### What you are asked to do
Take down each entry exactly as written.

[Records from a data collection]
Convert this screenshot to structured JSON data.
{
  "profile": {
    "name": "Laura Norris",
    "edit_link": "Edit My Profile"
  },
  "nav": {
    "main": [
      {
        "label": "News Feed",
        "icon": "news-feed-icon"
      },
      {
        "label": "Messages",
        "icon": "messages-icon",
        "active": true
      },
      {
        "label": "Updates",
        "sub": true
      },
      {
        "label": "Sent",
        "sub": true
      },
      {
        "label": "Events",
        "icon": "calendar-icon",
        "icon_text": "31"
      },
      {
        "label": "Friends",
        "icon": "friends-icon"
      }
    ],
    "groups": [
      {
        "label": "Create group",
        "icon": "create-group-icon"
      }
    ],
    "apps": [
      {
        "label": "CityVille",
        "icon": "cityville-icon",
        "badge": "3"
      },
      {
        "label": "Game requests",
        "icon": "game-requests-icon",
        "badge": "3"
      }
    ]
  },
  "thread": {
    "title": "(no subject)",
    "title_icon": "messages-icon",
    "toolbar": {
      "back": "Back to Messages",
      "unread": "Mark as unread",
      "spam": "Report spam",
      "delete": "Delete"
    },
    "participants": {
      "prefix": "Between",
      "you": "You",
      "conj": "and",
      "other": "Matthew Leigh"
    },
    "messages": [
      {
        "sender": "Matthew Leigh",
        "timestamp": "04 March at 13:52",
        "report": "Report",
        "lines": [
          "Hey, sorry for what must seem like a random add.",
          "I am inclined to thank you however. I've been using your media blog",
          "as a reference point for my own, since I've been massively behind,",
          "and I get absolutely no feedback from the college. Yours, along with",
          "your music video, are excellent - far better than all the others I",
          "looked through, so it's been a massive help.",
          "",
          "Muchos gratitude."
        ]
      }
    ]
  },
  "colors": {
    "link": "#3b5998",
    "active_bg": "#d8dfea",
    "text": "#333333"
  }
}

### Response to this exercise
Convert this screenshot to structured JSON data.
{
  "profile": {
    "name": "Laura Norris",
    "edit_link": "Edit My Profile"
  },
  "nav": {
    "main": [
      {
        "label": "News Feed",
        "icon": "news-feed-icon"
      },
      {
        "label": "Messages",
        "icon": "messages-icon",
        "active": true
      },
      {
        "label": "Updates",
        "sub": true
      },
      {
        "label": "Sent",
        "sub": true
      },
      {
        "label": "Events",
        "icon": "calendar-icon",
        "icon_text": "31"
      },
      {
        "label": "Friends",
        "icon": "friends-icon"
      }
    ],
    "groups": [
      {
        "label": "Create group",
        "icon": "create-group-icon"
      }
    ],
    "apps": [
      {
        "label": "CityVille",
        "icon": "cityville-icon",
        "badge": "3"
      },
      {
        "label": "Game requests",
        "icon": "game-requests-icon",
        "badge": "3"
      }
    ]
  },
  "thread": {
    "title": "(no subject)",
    "title_icon": "messages-icon",
    "toolbar": {
      "back": "Back to Messages",
      "unread": "Mark as unread",
      "spam": "Report spam",
      "delete": "Delete"
    },
    "participants": {
      "prefix": "Between",
      "you": "You",
      "conj": "and",
      "other": "Matthew Leigh"
    },
    "messages": [
      {
        "sender": "Matthew Leigh",
        "timestamp": "04 March at 13:52",
        "report": "Report",
        "lines": [
          "Hey, sorry for what must seem like a random add.",
          "I am inclined to thank you however. I've been using your media blog",
          "as a reference point for my own, since I've been massively behind,",
          "and I get absolutely no feedback from the college. Yours, along with",
          "your music video, are excellent - far better than all the others I",
          "looked through, so it's been a massive help.",
          "",
          "Muchos gratitude."
        ]
      }
    ]
  },
  "colors": {
    "link": "#3b5998",
    "active_bg": "#d8dfea",
    "text": "#333333"
  }
}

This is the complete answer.